------ SUPPLIED DATA
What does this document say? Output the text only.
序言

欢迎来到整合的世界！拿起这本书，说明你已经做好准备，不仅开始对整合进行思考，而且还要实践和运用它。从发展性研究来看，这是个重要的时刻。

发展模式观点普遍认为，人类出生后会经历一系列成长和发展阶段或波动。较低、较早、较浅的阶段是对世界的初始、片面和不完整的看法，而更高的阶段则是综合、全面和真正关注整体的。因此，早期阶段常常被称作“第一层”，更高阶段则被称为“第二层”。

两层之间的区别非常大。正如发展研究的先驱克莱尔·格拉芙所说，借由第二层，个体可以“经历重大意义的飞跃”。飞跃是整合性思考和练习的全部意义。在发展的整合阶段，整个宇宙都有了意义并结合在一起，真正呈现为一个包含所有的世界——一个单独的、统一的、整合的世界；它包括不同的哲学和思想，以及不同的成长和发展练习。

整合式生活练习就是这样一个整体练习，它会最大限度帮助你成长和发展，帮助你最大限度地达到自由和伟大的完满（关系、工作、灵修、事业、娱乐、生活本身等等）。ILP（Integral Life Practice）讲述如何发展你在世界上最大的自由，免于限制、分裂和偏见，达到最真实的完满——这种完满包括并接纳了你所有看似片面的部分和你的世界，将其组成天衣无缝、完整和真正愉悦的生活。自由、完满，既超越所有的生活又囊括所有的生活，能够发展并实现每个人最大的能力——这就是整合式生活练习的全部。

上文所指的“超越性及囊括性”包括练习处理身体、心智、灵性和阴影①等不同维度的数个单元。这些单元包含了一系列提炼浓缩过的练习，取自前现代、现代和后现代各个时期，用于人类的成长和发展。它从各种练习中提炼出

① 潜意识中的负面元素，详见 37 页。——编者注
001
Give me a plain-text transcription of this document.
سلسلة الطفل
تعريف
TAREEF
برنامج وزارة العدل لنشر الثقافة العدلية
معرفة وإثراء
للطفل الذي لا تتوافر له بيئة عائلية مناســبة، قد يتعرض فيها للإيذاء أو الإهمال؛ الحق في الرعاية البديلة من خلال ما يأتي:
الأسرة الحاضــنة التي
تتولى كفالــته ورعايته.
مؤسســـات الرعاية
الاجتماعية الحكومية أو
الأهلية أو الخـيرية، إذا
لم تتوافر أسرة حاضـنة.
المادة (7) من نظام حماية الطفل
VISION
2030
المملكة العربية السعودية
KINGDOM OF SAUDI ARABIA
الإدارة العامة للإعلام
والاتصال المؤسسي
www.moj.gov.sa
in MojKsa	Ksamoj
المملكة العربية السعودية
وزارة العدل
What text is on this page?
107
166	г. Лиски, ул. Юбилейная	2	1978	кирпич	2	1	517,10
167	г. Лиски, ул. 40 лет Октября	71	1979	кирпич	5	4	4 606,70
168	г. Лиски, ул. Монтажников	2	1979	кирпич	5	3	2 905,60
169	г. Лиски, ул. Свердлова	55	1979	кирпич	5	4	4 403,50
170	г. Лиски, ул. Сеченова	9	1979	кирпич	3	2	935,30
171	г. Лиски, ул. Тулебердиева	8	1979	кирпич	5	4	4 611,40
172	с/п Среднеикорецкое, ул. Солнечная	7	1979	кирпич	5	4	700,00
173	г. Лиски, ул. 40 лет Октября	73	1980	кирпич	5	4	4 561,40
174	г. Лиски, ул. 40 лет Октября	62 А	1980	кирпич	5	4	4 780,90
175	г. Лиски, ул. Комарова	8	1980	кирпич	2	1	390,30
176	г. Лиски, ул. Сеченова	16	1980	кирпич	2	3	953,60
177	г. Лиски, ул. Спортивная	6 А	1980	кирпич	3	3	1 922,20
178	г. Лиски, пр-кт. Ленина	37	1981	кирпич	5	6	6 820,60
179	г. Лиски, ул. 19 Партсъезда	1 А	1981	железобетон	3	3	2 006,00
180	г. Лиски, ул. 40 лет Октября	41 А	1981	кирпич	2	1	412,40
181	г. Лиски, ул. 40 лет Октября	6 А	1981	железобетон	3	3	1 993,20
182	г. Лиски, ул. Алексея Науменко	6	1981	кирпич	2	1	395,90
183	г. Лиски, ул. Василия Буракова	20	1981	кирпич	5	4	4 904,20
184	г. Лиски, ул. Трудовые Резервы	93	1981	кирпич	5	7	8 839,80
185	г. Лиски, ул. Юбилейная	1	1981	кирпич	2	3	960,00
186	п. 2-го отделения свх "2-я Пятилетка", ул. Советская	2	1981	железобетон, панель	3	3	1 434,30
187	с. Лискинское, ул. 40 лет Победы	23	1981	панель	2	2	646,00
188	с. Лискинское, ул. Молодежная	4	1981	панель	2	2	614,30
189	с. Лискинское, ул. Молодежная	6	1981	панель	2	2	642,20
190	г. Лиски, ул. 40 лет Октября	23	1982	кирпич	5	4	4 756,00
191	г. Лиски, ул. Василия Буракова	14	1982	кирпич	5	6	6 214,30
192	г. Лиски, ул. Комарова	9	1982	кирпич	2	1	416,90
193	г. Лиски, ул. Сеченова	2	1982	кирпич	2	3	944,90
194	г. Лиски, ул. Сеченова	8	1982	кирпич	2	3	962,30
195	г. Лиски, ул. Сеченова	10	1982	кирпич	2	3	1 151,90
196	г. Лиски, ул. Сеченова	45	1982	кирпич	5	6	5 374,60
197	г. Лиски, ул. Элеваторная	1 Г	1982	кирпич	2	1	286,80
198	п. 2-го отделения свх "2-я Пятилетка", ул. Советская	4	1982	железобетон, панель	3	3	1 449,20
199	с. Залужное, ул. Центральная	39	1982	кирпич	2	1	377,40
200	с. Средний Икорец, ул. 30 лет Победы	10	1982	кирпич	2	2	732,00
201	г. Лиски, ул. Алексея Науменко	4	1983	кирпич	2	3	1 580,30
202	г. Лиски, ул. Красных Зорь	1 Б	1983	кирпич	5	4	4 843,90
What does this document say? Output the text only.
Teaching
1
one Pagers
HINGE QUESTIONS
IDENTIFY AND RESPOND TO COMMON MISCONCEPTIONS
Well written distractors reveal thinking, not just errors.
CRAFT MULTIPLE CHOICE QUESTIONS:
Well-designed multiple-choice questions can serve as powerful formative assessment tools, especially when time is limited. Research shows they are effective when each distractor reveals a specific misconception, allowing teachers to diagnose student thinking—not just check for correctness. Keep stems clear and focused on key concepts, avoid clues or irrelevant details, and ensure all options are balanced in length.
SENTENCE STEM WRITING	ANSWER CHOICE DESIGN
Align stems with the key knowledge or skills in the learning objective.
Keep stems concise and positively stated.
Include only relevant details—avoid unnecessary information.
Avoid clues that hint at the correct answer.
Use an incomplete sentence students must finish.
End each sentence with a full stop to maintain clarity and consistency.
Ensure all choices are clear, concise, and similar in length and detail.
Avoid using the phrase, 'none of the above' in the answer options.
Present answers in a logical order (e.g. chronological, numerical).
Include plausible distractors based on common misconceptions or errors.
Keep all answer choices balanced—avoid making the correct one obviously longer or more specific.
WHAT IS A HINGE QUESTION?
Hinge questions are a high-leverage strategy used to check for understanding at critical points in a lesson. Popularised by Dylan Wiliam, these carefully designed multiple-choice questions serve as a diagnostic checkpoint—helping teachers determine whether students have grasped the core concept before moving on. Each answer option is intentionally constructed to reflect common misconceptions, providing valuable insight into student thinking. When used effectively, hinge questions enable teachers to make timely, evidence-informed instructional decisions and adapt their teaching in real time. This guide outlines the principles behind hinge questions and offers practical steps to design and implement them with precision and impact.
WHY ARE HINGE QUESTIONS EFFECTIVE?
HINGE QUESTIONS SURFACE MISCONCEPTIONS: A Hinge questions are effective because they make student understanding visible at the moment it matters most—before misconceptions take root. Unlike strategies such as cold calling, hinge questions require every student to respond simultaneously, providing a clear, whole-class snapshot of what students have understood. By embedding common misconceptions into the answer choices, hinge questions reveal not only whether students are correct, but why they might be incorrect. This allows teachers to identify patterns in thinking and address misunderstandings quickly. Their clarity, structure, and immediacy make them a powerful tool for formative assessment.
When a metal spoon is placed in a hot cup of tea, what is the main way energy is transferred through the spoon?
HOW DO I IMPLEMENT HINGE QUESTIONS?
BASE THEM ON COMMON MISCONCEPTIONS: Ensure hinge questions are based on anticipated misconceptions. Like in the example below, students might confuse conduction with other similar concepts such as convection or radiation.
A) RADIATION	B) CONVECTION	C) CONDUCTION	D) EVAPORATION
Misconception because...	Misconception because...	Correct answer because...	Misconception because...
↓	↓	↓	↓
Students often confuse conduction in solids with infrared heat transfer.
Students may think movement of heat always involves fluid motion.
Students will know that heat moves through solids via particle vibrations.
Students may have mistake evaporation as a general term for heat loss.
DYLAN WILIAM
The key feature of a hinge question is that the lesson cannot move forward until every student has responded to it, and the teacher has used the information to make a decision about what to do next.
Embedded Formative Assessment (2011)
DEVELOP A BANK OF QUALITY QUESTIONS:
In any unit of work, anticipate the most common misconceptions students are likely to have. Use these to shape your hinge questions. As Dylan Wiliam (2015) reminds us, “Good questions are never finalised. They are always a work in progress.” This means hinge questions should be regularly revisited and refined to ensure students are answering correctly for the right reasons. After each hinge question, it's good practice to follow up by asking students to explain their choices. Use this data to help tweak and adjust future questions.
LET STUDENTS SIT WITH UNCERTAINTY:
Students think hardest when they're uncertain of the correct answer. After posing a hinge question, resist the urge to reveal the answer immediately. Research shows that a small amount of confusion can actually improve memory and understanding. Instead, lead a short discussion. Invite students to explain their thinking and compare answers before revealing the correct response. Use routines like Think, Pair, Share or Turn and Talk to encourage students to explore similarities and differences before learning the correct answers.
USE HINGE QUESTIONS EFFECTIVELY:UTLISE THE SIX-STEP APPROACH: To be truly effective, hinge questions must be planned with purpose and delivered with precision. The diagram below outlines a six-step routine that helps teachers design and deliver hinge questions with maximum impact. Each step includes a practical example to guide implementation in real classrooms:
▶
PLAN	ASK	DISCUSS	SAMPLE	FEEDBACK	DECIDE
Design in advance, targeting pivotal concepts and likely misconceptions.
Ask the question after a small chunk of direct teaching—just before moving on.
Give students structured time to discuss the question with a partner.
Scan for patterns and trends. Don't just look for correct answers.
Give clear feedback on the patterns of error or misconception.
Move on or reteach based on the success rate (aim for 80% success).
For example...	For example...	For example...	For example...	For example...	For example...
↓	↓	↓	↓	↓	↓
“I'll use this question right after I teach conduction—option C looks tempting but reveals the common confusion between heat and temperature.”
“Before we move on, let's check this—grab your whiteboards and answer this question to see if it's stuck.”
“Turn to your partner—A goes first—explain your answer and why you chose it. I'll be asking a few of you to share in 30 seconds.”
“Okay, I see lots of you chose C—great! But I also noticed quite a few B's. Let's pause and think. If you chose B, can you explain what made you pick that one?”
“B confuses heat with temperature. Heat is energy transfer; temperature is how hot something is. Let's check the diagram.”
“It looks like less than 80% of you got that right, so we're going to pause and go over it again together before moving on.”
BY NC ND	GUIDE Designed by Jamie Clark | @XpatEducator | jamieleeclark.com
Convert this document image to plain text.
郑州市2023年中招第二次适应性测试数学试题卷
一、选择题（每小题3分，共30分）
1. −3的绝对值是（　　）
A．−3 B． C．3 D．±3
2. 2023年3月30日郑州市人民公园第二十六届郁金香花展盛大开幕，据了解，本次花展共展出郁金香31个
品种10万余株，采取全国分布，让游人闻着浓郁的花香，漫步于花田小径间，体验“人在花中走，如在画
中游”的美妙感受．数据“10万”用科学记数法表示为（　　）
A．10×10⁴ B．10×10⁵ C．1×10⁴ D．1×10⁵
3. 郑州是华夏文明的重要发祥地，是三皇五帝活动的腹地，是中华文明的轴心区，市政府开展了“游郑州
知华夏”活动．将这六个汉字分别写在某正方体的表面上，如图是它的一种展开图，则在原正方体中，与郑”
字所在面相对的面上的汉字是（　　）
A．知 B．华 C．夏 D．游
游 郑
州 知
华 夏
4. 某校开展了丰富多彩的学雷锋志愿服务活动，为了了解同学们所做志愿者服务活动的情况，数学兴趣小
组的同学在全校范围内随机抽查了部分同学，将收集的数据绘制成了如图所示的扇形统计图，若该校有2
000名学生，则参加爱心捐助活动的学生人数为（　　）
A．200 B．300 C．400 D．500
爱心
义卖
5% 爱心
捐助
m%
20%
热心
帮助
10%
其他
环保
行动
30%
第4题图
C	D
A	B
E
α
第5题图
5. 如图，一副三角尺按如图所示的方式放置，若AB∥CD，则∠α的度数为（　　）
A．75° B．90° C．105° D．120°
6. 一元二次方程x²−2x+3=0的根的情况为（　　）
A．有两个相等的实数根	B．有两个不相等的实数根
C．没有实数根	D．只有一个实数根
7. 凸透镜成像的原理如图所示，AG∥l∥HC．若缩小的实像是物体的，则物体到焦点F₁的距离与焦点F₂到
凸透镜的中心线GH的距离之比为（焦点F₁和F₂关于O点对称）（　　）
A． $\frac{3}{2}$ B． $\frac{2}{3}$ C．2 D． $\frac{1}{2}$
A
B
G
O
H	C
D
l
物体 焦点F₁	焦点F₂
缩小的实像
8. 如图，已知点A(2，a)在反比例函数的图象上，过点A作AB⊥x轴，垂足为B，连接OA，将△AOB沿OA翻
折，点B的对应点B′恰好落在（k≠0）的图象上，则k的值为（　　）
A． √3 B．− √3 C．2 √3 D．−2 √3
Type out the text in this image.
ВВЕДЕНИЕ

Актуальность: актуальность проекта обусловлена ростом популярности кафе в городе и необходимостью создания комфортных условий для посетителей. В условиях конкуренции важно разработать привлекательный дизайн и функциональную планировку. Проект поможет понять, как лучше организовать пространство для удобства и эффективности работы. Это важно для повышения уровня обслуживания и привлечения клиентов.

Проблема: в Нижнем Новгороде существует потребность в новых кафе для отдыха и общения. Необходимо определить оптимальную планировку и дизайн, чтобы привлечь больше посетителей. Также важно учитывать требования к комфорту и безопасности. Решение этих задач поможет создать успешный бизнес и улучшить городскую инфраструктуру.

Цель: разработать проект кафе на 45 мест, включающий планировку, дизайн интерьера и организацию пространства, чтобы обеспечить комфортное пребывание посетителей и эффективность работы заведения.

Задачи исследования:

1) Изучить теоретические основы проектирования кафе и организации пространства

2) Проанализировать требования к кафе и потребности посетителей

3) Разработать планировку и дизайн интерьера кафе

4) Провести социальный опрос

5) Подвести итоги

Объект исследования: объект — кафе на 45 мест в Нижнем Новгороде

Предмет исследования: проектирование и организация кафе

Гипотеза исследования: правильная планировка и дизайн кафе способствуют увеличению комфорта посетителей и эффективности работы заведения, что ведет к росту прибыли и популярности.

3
------------
WHAT YOU HAVE TO DO
For the listing above, give the number of lines in which the string "Буракова" occurs, and nothing else.

ANSWER FOR THIS EXERCISE
2